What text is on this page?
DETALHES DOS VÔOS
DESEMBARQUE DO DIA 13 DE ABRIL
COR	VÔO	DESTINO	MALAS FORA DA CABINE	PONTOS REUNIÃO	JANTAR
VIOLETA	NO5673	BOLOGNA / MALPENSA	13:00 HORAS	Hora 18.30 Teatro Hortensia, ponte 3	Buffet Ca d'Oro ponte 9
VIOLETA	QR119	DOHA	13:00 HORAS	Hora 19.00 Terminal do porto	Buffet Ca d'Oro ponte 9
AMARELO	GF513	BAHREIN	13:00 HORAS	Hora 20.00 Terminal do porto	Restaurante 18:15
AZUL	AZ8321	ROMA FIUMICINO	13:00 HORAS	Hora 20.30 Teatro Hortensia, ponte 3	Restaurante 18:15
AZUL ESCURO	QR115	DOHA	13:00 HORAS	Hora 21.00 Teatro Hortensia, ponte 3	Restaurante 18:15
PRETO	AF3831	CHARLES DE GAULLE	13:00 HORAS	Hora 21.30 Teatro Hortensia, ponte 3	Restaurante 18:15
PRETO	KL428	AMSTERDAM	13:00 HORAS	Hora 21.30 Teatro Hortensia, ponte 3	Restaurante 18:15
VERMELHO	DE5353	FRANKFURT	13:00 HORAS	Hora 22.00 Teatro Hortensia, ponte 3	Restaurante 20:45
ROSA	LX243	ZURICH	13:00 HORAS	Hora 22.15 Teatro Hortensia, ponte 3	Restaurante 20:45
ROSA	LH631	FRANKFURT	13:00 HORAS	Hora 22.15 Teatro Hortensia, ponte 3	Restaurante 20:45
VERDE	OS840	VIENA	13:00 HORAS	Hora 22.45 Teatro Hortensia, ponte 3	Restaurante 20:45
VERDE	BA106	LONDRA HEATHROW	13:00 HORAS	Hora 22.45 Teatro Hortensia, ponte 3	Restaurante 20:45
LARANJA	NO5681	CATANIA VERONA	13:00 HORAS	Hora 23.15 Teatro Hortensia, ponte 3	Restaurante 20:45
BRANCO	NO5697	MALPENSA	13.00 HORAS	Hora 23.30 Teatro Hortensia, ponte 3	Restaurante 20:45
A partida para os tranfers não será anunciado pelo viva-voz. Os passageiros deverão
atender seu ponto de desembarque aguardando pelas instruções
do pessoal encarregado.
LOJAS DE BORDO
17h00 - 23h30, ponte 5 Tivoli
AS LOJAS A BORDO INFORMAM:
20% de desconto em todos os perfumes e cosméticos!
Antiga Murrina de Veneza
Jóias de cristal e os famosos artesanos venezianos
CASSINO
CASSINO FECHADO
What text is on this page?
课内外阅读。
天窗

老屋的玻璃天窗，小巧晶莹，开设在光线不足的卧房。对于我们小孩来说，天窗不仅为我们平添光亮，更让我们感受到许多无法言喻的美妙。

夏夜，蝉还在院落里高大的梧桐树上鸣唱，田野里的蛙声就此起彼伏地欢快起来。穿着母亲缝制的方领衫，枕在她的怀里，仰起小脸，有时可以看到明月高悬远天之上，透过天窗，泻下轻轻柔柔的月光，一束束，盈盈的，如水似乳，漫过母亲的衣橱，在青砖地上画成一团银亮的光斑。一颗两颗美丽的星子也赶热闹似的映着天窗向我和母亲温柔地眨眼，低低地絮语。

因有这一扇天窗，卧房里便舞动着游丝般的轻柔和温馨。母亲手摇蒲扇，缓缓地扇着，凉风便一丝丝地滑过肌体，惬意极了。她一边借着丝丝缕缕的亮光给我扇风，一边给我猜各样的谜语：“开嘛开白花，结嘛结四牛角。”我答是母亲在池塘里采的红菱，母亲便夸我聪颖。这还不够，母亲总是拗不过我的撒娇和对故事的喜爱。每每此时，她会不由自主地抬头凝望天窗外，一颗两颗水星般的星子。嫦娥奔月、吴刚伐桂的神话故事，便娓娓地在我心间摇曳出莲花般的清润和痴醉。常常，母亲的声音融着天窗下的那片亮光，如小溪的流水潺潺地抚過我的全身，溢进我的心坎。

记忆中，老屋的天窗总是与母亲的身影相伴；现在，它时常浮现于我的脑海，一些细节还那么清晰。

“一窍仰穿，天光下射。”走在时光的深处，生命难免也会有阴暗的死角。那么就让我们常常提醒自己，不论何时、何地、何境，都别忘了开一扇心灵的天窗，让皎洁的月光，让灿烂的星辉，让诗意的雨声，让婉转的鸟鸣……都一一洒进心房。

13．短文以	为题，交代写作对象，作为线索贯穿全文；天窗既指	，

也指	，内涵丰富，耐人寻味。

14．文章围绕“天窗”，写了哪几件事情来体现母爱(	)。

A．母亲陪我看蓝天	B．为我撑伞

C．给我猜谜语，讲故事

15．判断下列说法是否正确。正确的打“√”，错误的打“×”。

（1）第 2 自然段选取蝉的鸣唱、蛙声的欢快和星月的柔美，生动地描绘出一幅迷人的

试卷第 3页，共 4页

▶ _Requirement_: Could you transcribe the records in full, exactly?

▶ _Task answer_:
What text is on this page?
DETALHES DOS VÔOS
DESEMBARQUE DO DIA 13 DE ABRIL
COR	VÔO	DESTINO	MALAS FORA DA CABINE	PONTOS REUNIÃO	JANTAR
VIOLETA	NO5673	BOLOGNA / MALPENSA	13:00 HORAS	Hora 18.30 Teatro Hortensia, ponte 3	Buffet Ca d'Oro ponte 9
VIOLETA	QR119	DOHA	13:00 HORAS	Hora 19.00 Terminal do porto	Buffet Ca d'Oro ponte 9
AMARELO	GF513	BAHREIN	13:00 HORAS	Hora 20.00 Terminal do porto	Restaurante 18:15
AZUL	AZ8321	ROMA FIUMICINO	13:00 HORAS	Hora 20.30 Teatro Hortensia, ponte 3	Restaurante 18:15
AZUL ESCURO	QR115	DOHA	13:00 HORAS	Hora 21.00 Teatro Hortensia, ponte 3	Restaurante 18:15
PRETO	AF3831	CHARLES DE GAULLE	13:00 HORAS	Hora 21.30 Teatro Hortensia, ponte 3	Restaurante 18:15
PRETO	KL428	AMSTERDAM	13:00 HORAS	Hora 21.30 Teatro Hortensia, ponte 3	Restaurante 18:15
VERMELHO	DE5353	FRANKFURT	13:00 HORAS	Hora 22.00 Teatro Hortensia, ponte 3	Restaurante 20:45
ROSA	LX243	ZURICH	13:00 HORAS	Hora 22.15 Teatro Hortensia, ponte 3	Restaurante 20:45
ROSA	LH631	FRANKFURT	13:00 HORAS	Hora 22.15 Teatro Hortensia, ponte 3	Restaurante 20:45
VERDE	OS840	VIENA	13:00 HORAS	Hora 22.45 Teatro Hortensia, ponte 3	Restaurante 20:45
VERDE	BA106	LONDRA HEATHROW	13:00 HORAS	Hora 22.45 Teatro Hortensia, ponte 3	Restaurante 20:45
LARANJA	NO5681	CATANIA VERONA	13:00 HORAS	Hora 23.15 Teatro Hortensia, ponte 3	Restaurante 20:45
BRANCO	NO5697	MALPENSA	13.00 HORAS	Hora 23.30 Teatro Hortensia, ponte 3	Restaurante 20:45
A partida para os tranfers não será anunciado pelo viva-voz. Os passageiros deverão
atender seu ponto de desembarque aguardando pelas instruções
do pessoal encarregado.
LOJAS DE BORDO
17h00 - 23h30, ponte 5 Tivoli
AS LOJAS A BORDO INFORMAM:
20% de desconto em todos os perfumes e cosméticos!
Antiga Murrina de Veneza
Jóias de cristal e os famosos artesanos venezianos
CASSINO
CASSINO FECHADO
What text is on this page?
课内外阅读。
天窗

老屋的玻璃天窗，小巧晶莹，开设在光线不足的卧房。对于我们小孩来说，天窗不仅为我们平添光亮，更让我们感受到许多无法言喻的美妙。

夏夜，蝉还在院落里高大的梧桐树上鸣唱，田野里的蛙声就此起彼伏地欢快起来。穿着母亲缝制的方领衫，枕在她的怀里，仰起小脸，有时可以看到明月高悬远天之上，透过天窗，泻下轻轻柔柔的月光，一束束，盈盈的，如水似乳，漫过母亲的衣橱，在青砖地上画成一团银亮的光斑。一颗两颗美丽的星子也赶热闹似的映着天窗向我和母亲温柔地眨眼，低低地絮语。

因有这一扇天窗，卧房里便舞动着游丝般的轻柔和温馨。母亲手摇蒲扇，缓缓地扇着，凉风便一丝丝地滑过肌体，惬意极了。她一边借着丝丝缕缕的亮光给我扇风，一边给我猜各样的谜语：“开嘛开白花，结嘛结四牛角。”我答是母亲在池塘里采的红菱，母亲便夸我聪颖。这还不够，母亲总是拗不过我的撒娇和对故事的喜爱。每每此时，她会不由自主地抬头凝望天窗外，一颗两颗水星般的星子。嫦娥奔月、吴刚伐桂的神话故事，便娓娓地在我心间摇曳出莲花般的清润和痴醉。常常，母亲的声音融着天窗下的那片亮光，如小溪的流水潺潺地抚過我的全身，溢进我的心坎。

记忆中，老屋的天窗总是与母亲的身影相伴；现在，它时常浮现于我的脑海，一些细节还那么清晰。

“一窍仰穿，天光下射。”走在时光的深处，生命难免也会有阴暗的死角。那么就让我们常常提醒自己，不论何时、何地、何境，都别忘了开一扇心灵的天窗，让皎洁的月光，让灿烂的星辉，让诗意的雨声，让婉转的鸟鸣……都一一洒进心房。

13．短文以	为题，交代写作对象，作为线索贯穿全文；天窗既指	，

也指	，内涵丰富，耐人寻味。

14．文章围绕“天窗”，写了哪几件事情来体现母爱(	)。

A．母亲陪我看蓝天	B．为我撑伞

C．给我猜谜语，讲故事

15．判断下列说法是否正确。正确的打“√”，错误的打“×”。

（1）第 2 自然段选取蝉的鸣唱、蛙声的欢快和星月的柔美，生动地描绘出一幅迷人的

试卷第 3页，共 4页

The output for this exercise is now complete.